=== Instructions to follow ===
Write out the entries below once more, exactly, with the pictures left out.

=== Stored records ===
▬▬▬▬▬▬

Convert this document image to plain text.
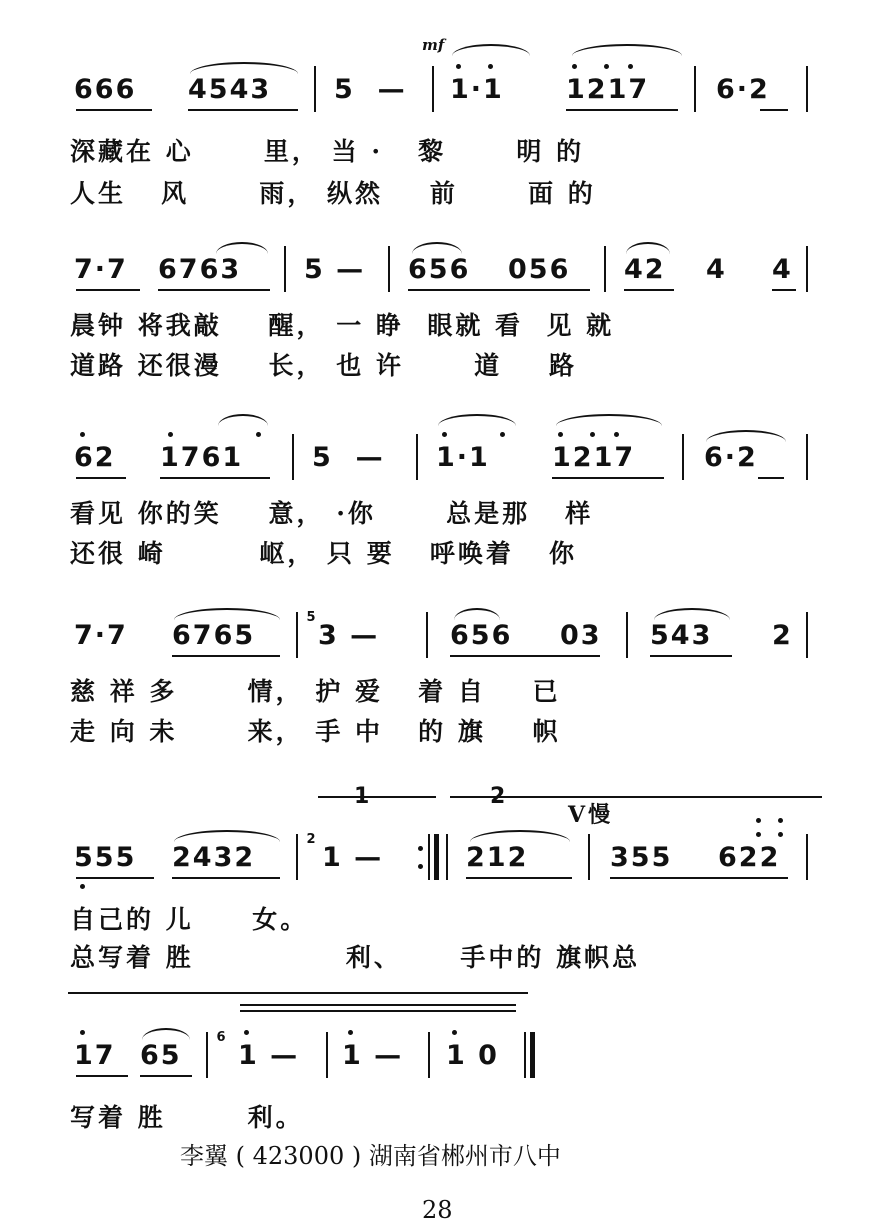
mf
666 4543 5  — 1·1 1217 6·2
深藏在 心      里， 当 ·   黎      明 的
人生   风      雨， 纵然    前      面 的
7·7 6763 5 — 656 056 42 4 4
晨钟 将我敲    醒， 一 睁  眼就 看  见 就
道路 还很漫    长， 也 许      道    路
62 1761	5  — 1·1 1217	6·2
看见 你的笑    意， ·你      总是那   样
还很 崎        岖， 只 要   呼唤着   你
7·7 6765
5
3 —	656 03 543 2
慈 祥 多      情， 护 爱   着 自    已
走 向 未      来， 手 中   的 旗    帜
1	2
V慢
555 2432
2
1 —	212	355 622
自己的 儿     女。
总写着 胜             利、     手中的 旗帜总
17 65
6
1 — 1 — 1 0
写着 胜       利。
李翼 ( 423000 ) 湖南省郴州市八中
28
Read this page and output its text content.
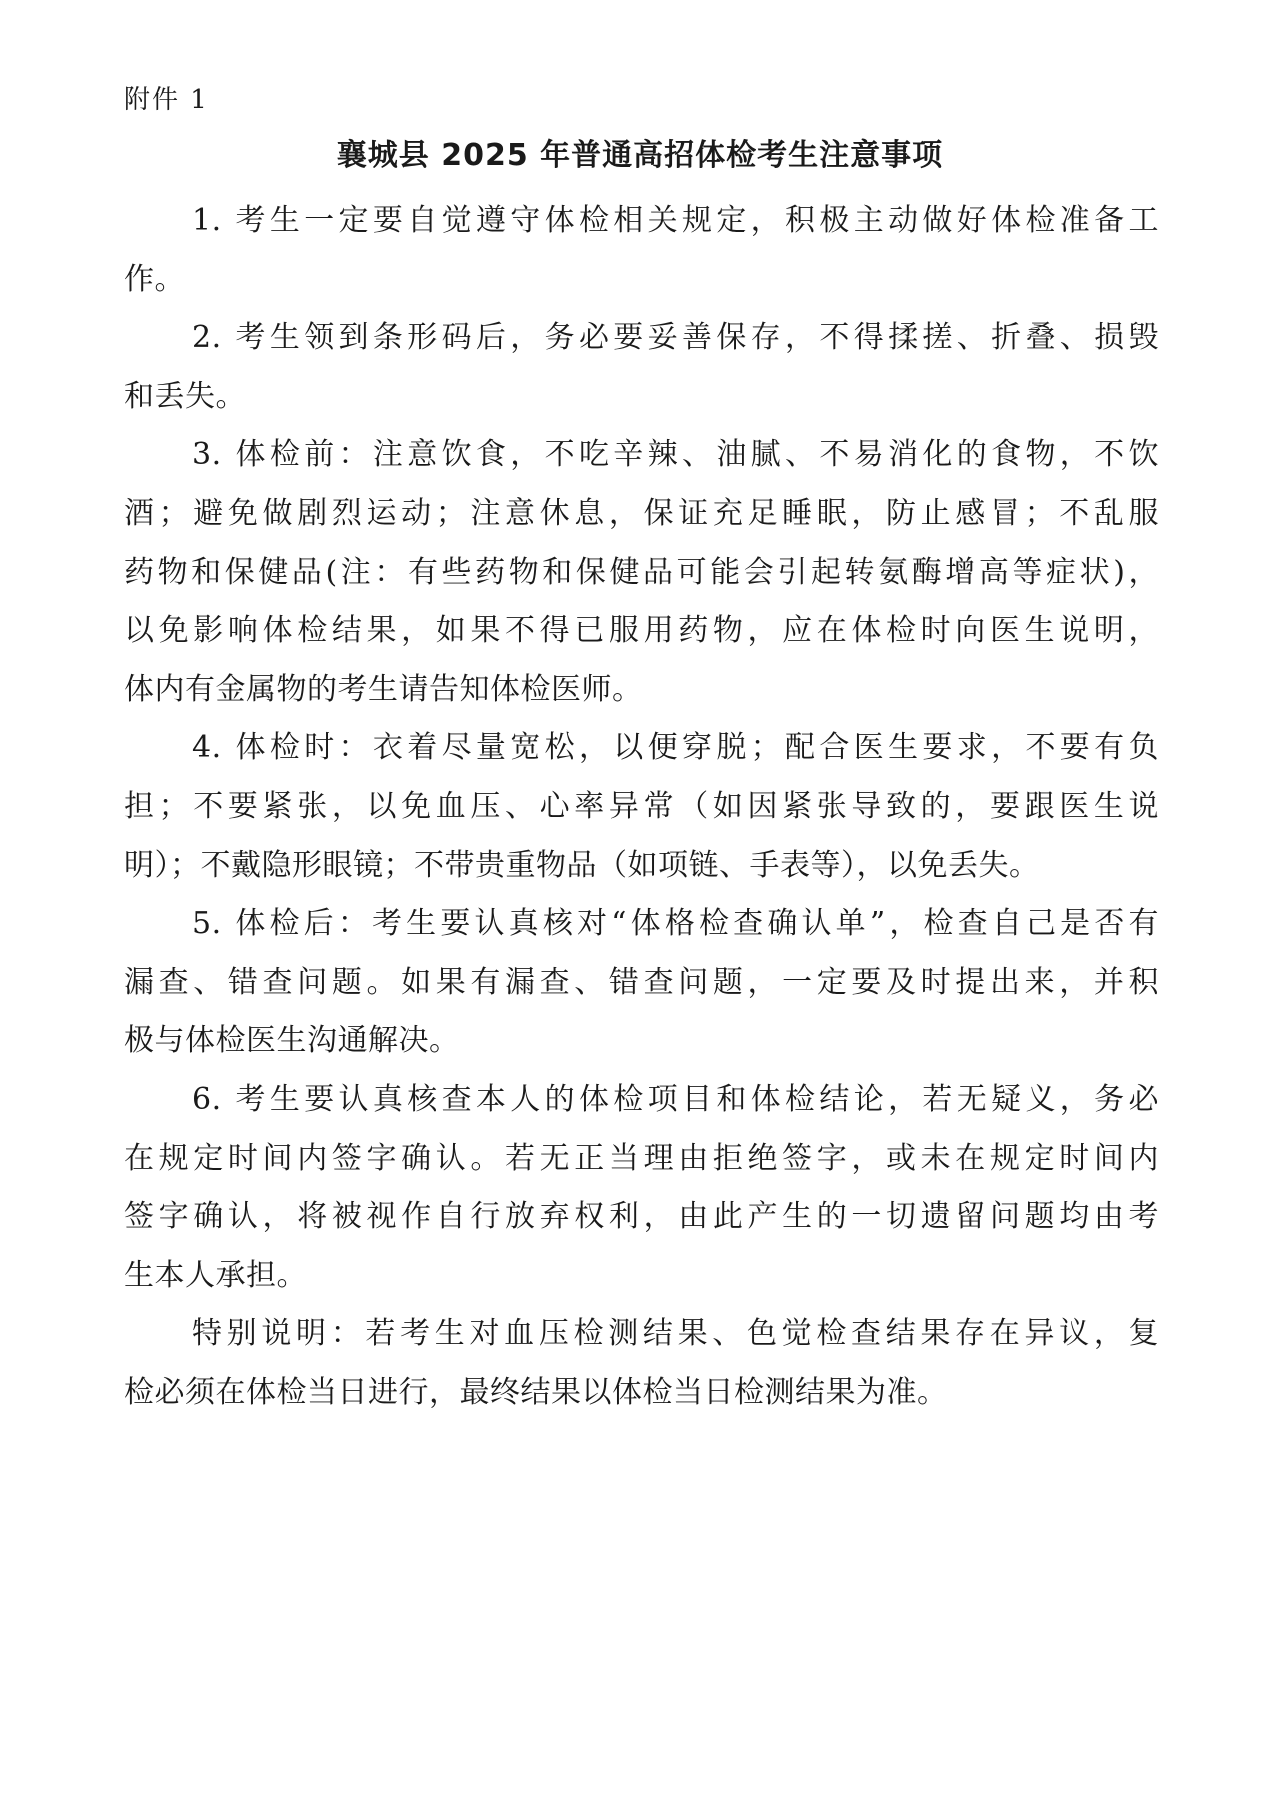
附件 1
襄城县 2025 年普通高招体检考生注意事项
1. 考生一定要自觉遵守体检相关规定，积极主动做好体检准备工
作。
2. 考生领到条形码后，务必要妥善保存，不得揉搓、折叠、损毁
和丢失。
3. 体检前：注意饮食，不吃辛辣、油腻、不易消化的食物，不饮
酒；避免做剧烈运动；注意休息，保证充足睡眠，防止感冒；不乱服
药物和保健品(注：有些药物和保健品可能会引起转氨酶增高等症状)，
以免影响体检结果，如果不得已服用药物，应在体检时向医生说明，
体内有金属物的考生请告知体检医师。
4. 体检时：衣着尽量宽松，以便穿脱；配合医生要求，不要有负
担；不要紧张，以免血压、心率异常（如因紧张导致的，要跟医生说
明）；不戴隐形眼镜；不带贵重物品（如项链、手表等），以免丢失。
5. 体检后：考生要认真核对“体格检查确认单”，检查自己是否有
漏查、错查问题。如果有漏查、错查问题，一定要及时提出来，并积
极与体检医生沟通解决。
6. 考生要认真核查本人的体检项目和体检结论，若无疑义，务必
在规定时间内签字确认。若无正当理由拒绝签字，或未在规定时间内
签字确认，将被视作自行放弃权利，由此产生的一切遗留问题均由考
生本人承担。
特别说明：若考生对血压检测结果、色觉检查结果存在异议，复
检必须在体检当日进行，最终结果以体检当日检测结果为准。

▬▬▬▬▬▬

=== Solution to the exercise ===
Convert this document image to plain text.
mf
666 4543 5  — 1·1 1217 6·2
深藏在 心      里， 当 ·   黎      明 的
人生   风      雨， 纵然    前      面 的
7·7 6763 5 — 656 056 42 4 4
晨钟 将我敲    醒， 一 睁  眼就 看  见 就
道路 还很漫    长， 也 许      道    路
62 1761	5  — 1·1 1217	6·2
看见 你的笑    意， ·你      总是那   样
还很 崎        岖， 只 要   呼唤着   你
7·7 6765
5
3 —	656 03 543 2
慈 祥 多      情， 护 爱   着 自    已
走 向 未      来， 手 中   的 旗    帜
1	2
V慢
555 2432
2
1 —	212	355 622
自己的 儿     女。
总写着 胜             利、     手中的 旗帜总
17 65
6
1 — 1 — 1 0
写着 胜       利。
李翼 ( 423000 ) 湖南省郴州市八中
28
Read this page and output its text content.
附件 1
襄城县 2025 年普通高招体检考生注意事项
1. 考生一定要自觉遵守体检相关规定，积极主动做好体检准备工
作。
2. 考生领到条形码后，务必要妥善保存，不得揉搓、折叠、损毁
和丢失。
3. 体检前：注意饮食，不吃辛辣、油腻、不易消化的食物，不饮
酒；避免做剧烈运动；注意休息，保证充足睡眠，防止感冒；不乱服
药物和保健品(注：有些药物和保健品可能会引起转氨酶增高等症状)，
以免影响体检结果，如果不得已服用药物，应在体检时向医生说明，
体内有金属物的考生请告知体检医师。
4. 体检时：衣着尽量宽松，以便穿脱；配合医生要求，不要有负
担；不要紧张，以免血压、心率异常（如因紧张导致的，要跟医生说
明）；不戴隐形眼镜；不带贵重物品（如项链、手表等），以免丢失。
5. 体检后：考生要认真核对“体格检查确认单”，检查自己是否有
漏查、错查问题。如果有漏查、错查问题，一定要及时提出来，并积
极与体检医生沟通解决。
6. 考生要认真核查本人的体检项目和体检结论，若无疑义，务必
在规定时间内签字确认。若无正当理由拒绝签字，或未在规定时间内
签字确认，将被视作自行放弃权利，由此产生的一切遗留问题均由考
生本人承担。
特别说明：若考生对血压检测结果、色觉检查结果存在异议，复
检必须在体检当日进行，最终结果以体检当日检测结果为准。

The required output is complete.